--- start of RECORDS SHOWN ---

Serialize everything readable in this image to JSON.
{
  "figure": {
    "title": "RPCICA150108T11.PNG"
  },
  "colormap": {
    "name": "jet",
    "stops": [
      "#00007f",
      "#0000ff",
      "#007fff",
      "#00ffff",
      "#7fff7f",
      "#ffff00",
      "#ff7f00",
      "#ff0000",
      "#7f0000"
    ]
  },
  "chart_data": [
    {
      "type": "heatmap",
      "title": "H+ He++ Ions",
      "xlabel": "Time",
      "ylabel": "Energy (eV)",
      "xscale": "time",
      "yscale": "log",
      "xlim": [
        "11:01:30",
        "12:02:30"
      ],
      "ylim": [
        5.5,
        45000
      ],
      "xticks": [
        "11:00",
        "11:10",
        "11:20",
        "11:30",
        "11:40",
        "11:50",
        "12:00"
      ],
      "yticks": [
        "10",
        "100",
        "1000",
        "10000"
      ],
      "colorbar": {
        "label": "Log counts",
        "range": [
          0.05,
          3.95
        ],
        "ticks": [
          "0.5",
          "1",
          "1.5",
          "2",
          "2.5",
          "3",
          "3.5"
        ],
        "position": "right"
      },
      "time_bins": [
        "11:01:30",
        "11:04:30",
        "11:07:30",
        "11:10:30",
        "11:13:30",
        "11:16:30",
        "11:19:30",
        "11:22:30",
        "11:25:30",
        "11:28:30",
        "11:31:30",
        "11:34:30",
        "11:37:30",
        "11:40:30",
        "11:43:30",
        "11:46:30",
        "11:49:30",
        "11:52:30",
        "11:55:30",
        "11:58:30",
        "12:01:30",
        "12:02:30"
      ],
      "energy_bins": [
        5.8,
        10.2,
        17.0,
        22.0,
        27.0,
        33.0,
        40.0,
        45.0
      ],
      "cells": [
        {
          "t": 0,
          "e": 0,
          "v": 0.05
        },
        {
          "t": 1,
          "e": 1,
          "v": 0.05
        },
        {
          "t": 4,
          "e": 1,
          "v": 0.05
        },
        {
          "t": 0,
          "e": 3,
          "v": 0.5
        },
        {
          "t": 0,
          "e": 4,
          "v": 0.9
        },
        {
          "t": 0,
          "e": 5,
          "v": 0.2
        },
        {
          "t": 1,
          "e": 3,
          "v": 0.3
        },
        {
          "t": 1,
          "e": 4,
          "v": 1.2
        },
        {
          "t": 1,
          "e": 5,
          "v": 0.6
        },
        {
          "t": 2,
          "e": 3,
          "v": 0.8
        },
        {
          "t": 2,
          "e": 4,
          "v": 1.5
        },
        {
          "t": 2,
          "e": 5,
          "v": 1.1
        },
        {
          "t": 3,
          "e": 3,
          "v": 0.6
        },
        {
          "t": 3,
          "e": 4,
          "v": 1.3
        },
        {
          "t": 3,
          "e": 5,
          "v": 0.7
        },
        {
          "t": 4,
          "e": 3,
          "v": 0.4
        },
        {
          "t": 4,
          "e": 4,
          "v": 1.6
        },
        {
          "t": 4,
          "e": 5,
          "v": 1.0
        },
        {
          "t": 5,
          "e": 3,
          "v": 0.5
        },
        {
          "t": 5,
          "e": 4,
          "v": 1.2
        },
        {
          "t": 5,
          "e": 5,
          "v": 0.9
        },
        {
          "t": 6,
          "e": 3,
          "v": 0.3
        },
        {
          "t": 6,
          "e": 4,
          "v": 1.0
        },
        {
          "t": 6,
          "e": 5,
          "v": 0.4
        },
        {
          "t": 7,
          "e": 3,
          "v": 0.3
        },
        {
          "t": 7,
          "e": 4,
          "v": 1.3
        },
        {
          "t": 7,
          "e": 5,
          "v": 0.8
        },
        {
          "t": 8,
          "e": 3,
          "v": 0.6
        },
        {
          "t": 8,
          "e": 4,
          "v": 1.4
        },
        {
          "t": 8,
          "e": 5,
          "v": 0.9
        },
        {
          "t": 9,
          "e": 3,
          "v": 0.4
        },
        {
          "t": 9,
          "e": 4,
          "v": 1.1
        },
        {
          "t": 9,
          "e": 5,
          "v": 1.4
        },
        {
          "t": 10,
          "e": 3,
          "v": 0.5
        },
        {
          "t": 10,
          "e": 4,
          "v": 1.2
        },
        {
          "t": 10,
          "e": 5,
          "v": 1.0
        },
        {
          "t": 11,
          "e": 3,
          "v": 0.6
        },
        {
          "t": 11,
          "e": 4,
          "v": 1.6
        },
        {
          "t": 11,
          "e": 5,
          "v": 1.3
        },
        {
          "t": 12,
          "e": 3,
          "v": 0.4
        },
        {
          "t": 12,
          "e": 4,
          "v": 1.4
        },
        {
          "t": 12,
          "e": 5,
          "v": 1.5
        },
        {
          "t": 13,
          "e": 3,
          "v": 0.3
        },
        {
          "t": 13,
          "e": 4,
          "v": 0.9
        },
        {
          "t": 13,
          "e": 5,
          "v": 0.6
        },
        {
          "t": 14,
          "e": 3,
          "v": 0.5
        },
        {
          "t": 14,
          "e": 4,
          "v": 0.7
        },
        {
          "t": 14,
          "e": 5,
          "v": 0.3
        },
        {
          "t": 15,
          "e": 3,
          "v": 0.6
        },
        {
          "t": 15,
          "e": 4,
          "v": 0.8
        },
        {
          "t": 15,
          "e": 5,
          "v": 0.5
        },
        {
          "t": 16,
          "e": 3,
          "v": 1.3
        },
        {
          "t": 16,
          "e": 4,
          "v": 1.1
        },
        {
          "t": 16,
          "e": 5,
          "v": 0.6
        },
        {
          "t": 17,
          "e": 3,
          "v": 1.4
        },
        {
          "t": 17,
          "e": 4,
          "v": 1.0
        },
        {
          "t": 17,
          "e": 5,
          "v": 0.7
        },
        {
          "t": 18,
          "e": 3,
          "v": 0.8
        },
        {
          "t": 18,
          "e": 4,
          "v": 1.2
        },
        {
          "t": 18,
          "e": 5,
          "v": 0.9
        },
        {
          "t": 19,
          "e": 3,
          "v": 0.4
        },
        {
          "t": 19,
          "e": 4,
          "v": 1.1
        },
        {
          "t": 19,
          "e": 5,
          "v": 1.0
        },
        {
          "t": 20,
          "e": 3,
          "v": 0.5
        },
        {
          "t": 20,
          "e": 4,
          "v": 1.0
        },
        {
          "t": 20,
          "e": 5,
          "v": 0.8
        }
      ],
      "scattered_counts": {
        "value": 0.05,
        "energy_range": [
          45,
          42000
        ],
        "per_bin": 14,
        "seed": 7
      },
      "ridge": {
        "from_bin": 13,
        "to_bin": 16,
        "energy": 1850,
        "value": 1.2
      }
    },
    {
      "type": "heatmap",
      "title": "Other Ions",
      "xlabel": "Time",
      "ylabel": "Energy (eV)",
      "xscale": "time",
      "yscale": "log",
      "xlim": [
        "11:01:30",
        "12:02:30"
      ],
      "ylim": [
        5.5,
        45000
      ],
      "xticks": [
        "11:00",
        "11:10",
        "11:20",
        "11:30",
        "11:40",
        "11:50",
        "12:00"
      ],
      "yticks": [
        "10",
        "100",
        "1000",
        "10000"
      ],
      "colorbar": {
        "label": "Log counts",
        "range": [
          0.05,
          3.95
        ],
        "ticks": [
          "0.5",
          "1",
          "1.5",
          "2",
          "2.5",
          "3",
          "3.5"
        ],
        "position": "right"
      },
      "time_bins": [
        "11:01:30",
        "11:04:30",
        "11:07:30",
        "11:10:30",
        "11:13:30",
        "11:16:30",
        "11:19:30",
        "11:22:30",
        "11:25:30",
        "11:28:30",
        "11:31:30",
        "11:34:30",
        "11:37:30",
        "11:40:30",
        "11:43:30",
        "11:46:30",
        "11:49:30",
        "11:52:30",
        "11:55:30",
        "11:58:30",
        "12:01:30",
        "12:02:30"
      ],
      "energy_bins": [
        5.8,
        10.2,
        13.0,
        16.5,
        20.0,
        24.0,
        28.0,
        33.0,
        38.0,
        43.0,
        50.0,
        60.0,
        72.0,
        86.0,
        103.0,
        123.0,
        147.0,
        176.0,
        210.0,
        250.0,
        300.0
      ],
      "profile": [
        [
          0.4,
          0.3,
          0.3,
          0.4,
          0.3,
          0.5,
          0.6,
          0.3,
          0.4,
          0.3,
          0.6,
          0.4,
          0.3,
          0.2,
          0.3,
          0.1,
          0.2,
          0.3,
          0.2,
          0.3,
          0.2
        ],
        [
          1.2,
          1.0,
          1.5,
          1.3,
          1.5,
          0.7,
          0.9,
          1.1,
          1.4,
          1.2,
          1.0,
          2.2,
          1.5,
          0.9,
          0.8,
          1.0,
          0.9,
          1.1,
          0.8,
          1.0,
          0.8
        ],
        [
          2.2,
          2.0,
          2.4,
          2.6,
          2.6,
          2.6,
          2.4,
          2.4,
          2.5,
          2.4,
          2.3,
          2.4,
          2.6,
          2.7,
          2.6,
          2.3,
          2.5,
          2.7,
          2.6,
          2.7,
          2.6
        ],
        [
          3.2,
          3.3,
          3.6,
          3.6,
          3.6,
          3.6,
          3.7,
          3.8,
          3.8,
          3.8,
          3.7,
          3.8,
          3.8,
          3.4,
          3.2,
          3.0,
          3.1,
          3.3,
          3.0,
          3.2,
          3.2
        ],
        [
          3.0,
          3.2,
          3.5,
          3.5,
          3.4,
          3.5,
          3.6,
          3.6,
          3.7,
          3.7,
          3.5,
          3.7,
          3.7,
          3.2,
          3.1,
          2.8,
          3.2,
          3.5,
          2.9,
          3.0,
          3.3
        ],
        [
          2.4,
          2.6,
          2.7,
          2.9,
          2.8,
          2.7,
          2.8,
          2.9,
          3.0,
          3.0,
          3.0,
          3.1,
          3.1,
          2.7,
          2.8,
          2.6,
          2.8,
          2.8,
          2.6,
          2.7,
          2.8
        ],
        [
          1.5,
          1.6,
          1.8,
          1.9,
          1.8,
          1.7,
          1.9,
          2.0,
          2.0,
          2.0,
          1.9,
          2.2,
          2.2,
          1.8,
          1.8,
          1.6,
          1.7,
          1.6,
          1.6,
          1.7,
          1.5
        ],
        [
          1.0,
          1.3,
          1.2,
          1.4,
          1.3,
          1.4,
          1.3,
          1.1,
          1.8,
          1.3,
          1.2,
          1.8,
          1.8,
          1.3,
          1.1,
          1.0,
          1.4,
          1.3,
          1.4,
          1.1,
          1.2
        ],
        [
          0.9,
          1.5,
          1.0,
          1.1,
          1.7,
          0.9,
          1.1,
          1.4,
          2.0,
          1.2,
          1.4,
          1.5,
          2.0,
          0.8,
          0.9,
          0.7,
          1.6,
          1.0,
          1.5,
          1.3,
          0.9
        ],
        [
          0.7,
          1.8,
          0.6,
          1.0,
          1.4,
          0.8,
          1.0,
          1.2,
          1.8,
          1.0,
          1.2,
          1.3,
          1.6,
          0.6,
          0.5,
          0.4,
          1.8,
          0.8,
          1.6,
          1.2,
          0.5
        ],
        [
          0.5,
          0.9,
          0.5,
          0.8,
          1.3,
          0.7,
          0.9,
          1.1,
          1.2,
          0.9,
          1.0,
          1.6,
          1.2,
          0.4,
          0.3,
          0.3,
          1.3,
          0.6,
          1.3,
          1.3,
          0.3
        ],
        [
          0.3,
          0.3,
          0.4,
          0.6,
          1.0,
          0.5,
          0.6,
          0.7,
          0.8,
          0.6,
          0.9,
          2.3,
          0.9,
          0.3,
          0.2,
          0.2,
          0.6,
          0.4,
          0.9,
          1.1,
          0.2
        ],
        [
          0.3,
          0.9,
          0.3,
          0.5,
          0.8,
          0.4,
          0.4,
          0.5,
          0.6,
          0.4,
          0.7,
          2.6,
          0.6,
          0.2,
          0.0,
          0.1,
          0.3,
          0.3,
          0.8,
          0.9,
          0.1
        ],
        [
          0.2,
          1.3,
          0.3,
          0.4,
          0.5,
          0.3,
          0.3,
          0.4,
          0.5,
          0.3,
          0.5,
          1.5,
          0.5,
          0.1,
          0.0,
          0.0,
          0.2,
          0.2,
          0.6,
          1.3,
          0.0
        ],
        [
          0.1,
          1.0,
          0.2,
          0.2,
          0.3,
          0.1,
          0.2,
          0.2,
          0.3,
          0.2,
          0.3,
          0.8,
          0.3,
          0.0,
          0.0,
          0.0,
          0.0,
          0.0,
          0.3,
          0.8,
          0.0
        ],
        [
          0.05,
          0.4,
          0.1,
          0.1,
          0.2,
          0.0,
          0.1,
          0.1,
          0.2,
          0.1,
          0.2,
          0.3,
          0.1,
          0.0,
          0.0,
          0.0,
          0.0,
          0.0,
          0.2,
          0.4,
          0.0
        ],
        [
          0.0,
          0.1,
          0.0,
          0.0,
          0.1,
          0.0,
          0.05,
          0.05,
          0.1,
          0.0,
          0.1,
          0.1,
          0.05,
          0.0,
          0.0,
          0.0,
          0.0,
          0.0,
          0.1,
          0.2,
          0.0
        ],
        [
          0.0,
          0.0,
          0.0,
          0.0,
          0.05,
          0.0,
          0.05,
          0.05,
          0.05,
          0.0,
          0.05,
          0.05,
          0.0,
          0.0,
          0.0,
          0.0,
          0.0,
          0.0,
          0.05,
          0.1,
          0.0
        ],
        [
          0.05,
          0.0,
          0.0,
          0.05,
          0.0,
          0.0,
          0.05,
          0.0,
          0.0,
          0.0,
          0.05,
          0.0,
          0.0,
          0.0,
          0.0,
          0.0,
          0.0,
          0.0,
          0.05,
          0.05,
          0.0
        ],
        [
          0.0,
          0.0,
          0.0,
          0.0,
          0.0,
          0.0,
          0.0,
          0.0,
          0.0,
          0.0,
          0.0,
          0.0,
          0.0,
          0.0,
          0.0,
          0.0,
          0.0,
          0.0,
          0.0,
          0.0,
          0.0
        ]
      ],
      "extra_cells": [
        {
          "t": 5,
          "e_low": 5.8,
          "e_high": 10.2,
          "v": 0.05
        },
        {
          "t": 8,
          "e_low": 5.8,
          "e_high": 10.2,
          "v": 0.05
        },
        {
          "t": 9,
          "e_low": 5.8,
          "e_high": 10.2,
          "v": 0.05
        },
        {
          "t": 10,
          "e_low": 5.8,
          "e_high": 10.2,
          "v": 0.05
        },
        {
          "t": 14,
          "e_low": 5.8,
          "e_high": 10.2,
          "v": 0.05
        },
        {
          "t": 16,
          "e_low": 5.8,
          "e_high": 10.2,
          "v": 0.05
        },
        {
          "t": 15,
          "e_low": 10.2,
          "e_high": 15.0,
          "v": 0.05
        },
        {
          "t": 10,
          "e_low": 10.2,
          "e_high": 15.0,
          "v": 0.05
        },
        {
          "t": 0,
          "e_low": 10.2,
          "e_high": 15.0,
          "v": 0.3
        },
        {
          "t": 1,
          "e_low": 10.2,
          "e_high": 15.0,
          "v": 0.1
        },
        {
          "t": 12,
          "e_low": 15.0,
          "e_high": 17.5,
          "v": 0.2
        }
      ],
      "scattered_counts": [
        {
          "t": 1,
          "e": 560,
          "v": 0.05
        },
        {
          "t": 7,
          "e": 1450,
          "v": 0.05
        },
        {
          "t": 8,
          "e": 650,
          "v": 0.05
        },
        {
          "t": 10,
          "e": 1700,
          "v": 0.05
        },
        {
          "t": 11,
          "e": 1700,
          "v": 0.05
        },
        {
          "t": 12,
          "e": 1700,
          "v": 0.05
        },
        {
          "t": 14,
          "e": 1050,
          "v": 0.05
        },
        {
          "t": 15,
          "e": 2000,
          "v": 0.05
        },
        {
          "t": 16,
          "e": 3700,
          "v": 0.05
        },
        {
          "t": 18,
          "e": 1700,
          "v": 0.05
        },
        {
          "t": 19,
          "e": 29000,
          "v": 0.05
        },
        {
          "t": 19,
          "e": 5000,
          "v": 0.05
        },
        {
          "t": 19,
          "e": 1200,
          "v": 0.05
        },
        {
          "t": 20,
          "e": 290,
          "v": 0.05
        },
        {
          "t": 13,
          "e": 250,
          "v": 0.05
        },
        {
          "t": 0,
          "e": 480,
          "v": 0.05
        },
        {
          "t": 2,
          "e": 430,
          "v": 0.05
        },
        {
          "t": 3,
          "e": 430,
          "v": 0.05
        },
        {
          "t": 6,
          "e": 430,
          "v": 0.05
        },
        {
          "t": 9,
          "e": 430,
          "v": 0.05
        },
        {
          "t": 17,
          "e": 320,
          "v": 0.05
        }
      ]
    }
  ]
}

--- end of RECORDS SHOWN ---

DO THIS
Only lines holding the string "title" are wanted; gather each one from the entries above.

RESULT OF THIS EXERCISE
    "title": "RPCICA150108T11.PNG"
      "title": "H+ He++ Ions",
      "title": "Other Ions",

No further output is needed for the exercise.